Quote exactly the lines from the one with "Decode this image" to the end of the data, both included; omit the pictures.

-=-=-

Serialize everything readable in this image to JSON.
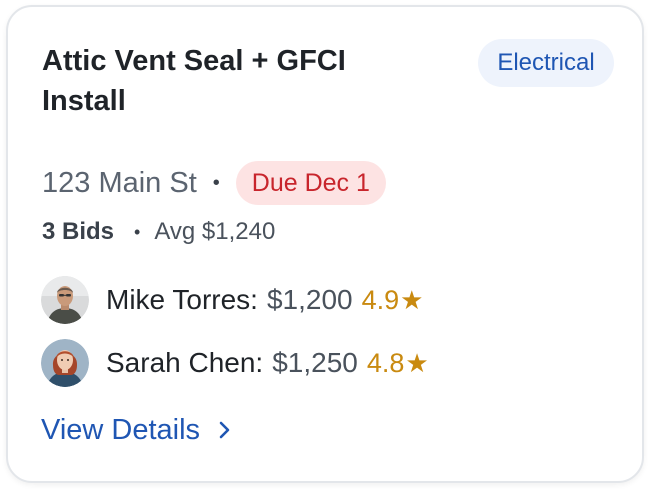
{
  "job": {
    "title": "Attic Vent Seal + GFCI Install",
    "category": "Electrical",
    "address": "123 Main St",
    "separator": "•",
    "due": "Due Dec 1"
  },
  "bids_summary": {
    "count_label": "3 Bids",
    "separator": "•",
    "average_label": "Avg $1,240"
  },
  "bids": [
    {
      "name": "Mike Torres:",
      "amount": "$1,200",
      "rating": "4.9",
      "star": "★",
      "avatar_icon": "avatar-photo-man"
    },
    {
      "name": "Sarah Chen:",
      "amount": "$1,250",
      "rating": "4.8",
      "star": "★",
      "avatar_icon": "avatar-photo-woman"
    }
  ],
  "link": {
    "label": "View Details",
    "icon": "chevron-right-icon"
  },
  "colors": {
    "accent_blue": "#1f56b3",
    "due_red": "#c8252c",
    "due_bg": "#fde3e3",
    "rating_gold": "#c98a10",
    "badge_bg": "#eef3fc"
  }
}
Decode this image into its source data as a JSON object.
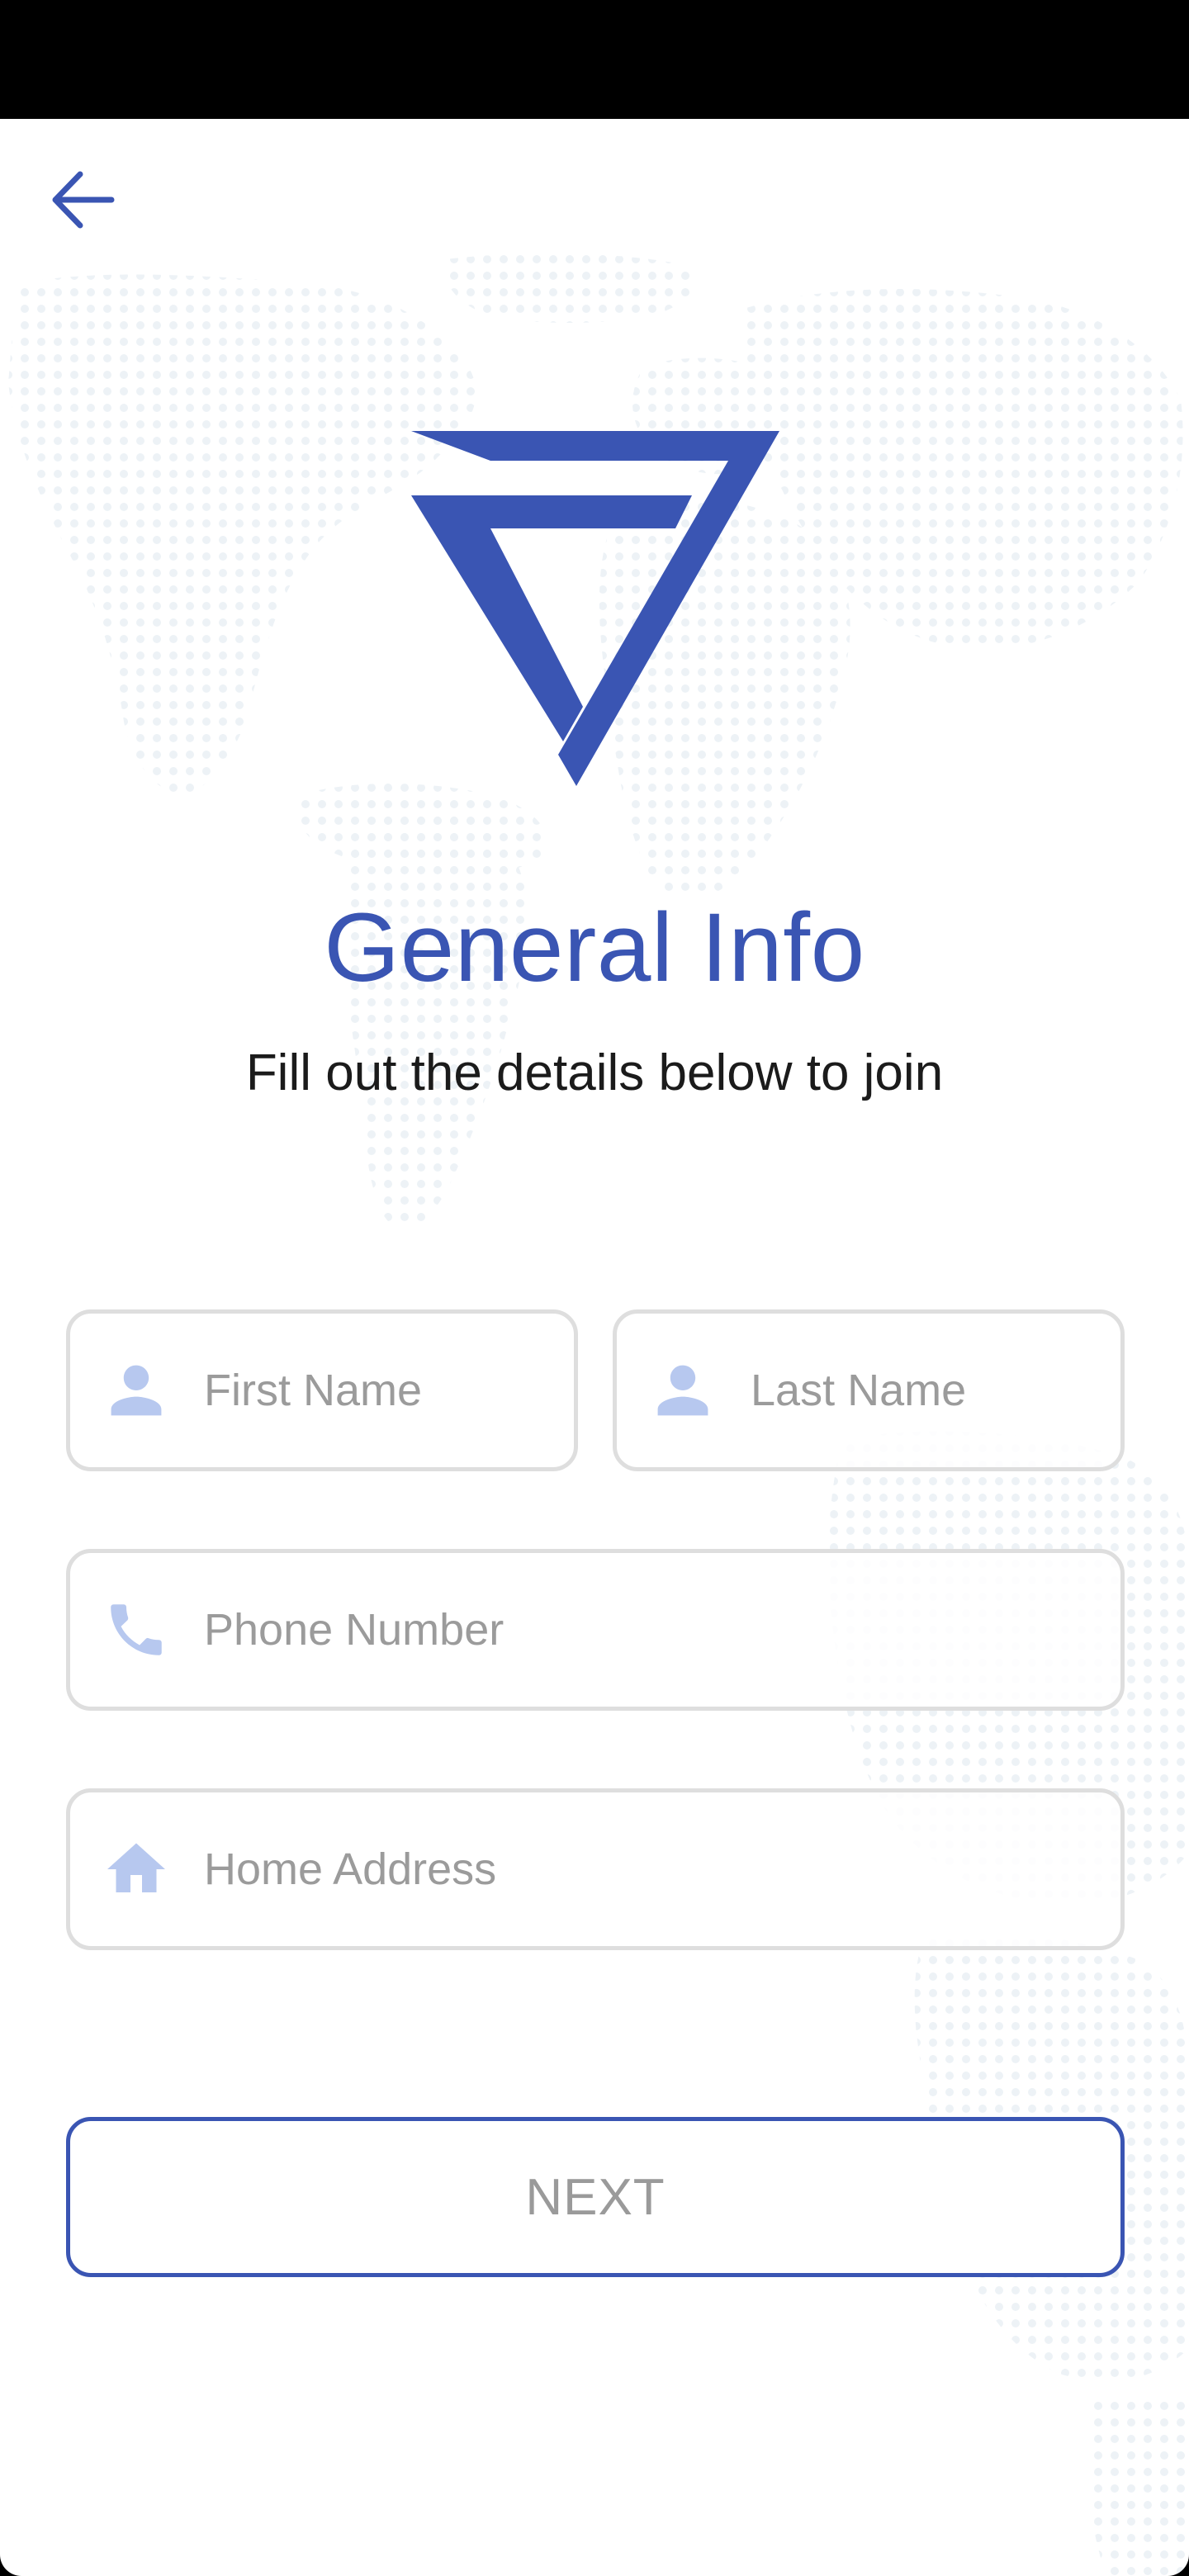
{
  "header": {
    "back_icon": "arrow-left-icon"
  },
  "logo": {
    "icon": "triangle-seven-logo",
    "color": "#3a55b3"
  },
  "main": {
    "title": "General Info",
    "subtitle": "Fill out the details below to join"
  },
  "form": {
    "first_name": {
      "placeholder": "First Name",
      "value": "",
      "icon": "person-icon"
    },
    "last_name": {
      "placeholder": "Last Name",
      "value": "",
      "icon": "person-icon"
    },
    "phone": {
      "placeholder": "Phone Number",
      "value": "",
      "icon": "phone-icon"
    },
    "address": {
      "placeholder": "Home Address",
      "value": "",
      "icon": "home-icon"
    }
  },
  "actions": {
    "next_label": "NEXT"
  },
  "colors": {
    "accent": "#3a55b3",
    "icon_light": "#b7c8ef",
    "field_border": "#dedede",
    "placeholder": "#9b9b9b",
    "status_bar": "#000000"
  }
}
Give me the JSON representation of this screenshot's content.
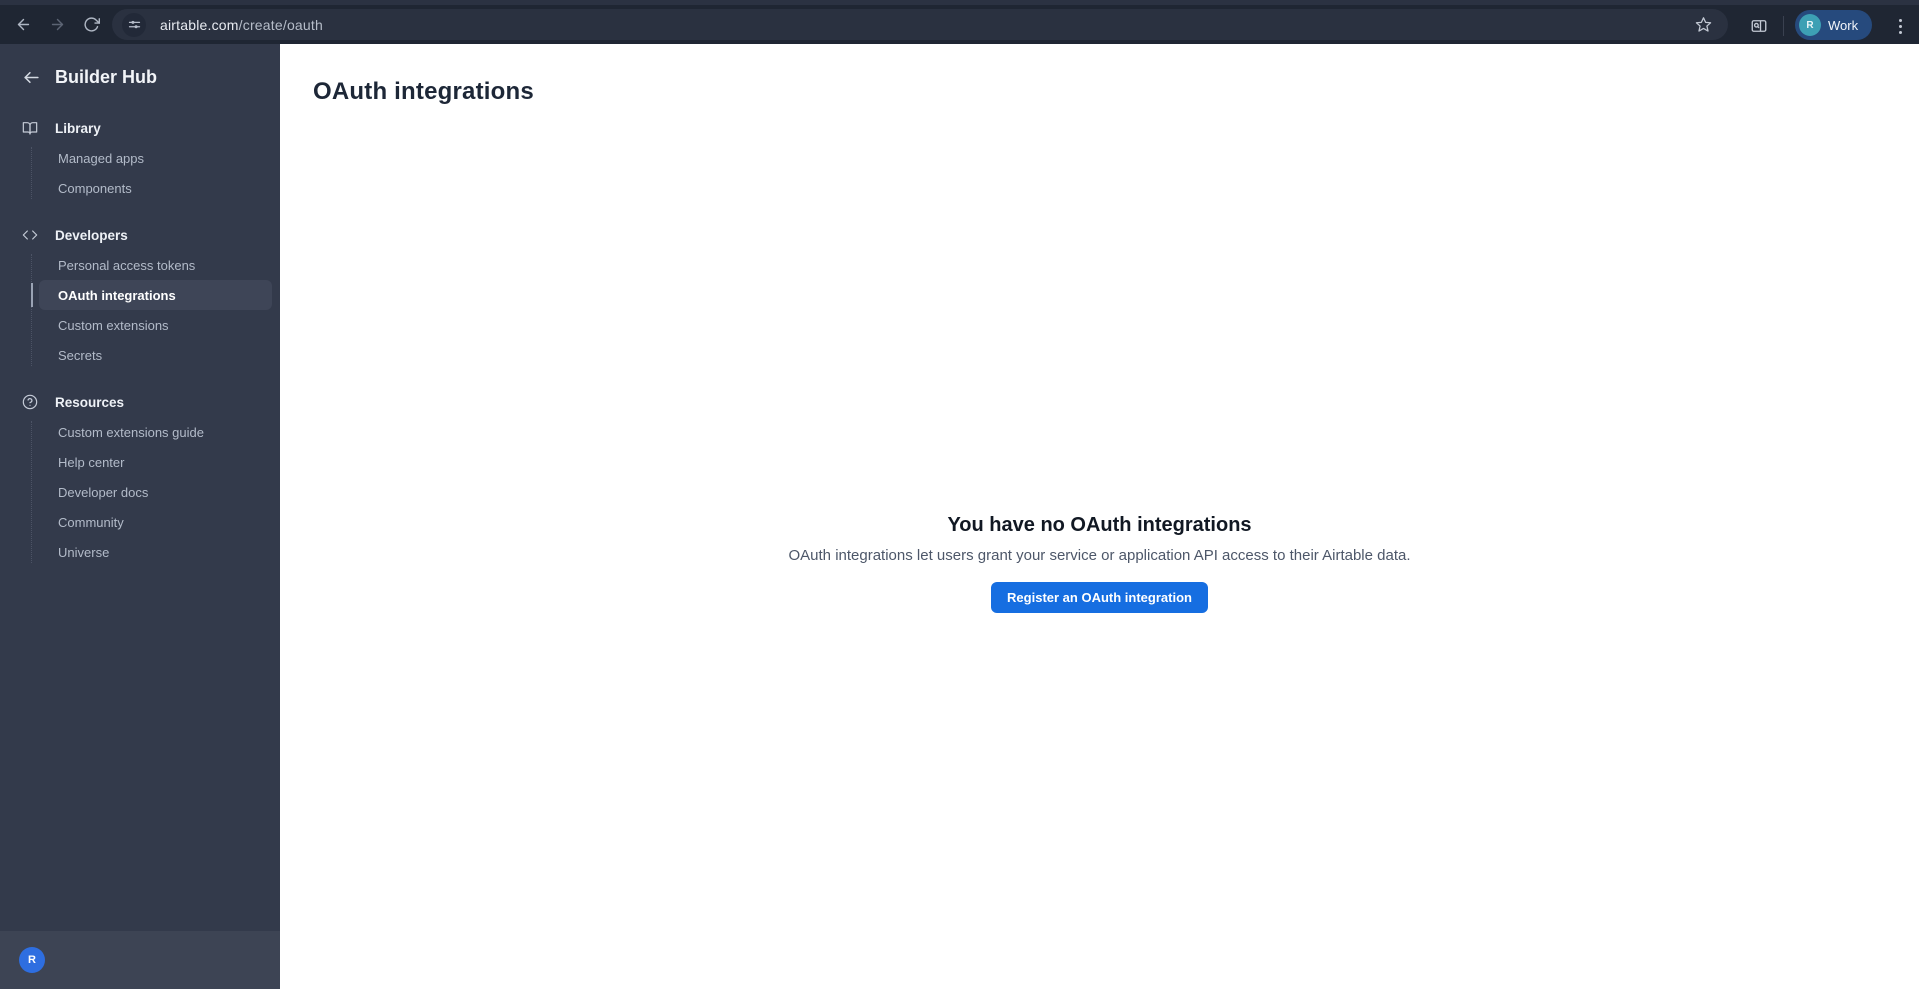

-=-=-

Written solution
Decode this image into its source data as a JSON object.
{
  "header": {
    "back_icon": "arrow-left-icon"
  },
  "logo": {
    "icon": "triangle-seven-logo",
    "color": "#3a55b3"
  },
  "main": {
    "title": "General Info",
    "subtitle": "Fill out the details below to join"
  },
  "form": {
    "first_name": {
      "placeholder": "First Name",
      "value": "",
      "icon": "person-icon"
    },
    "last_name": {
      "placeholder": "Last Name",
      "value": "",
      "icon": "person-icon"
    },
    "phone": {
      "placeholder": "Phone Number",
      "value": "",
      "icon": "phone-icon"
    },
    "address": {
      "placeholder": "Home Address",
      "value": "",
      "icon": "home-icon"
    }
  },
  "actions": {
    "next_label": "NEXT"
  },
  "colors": {
    "accent": "#3a55b3",
    "icon_light": "#b7c8ef",
    "field_border": "#dedede",
    "placeholder": "#9b9b9b",
    "status_bar": "#000000"
  }
}
Give me the JSON representation of this screenshot's content.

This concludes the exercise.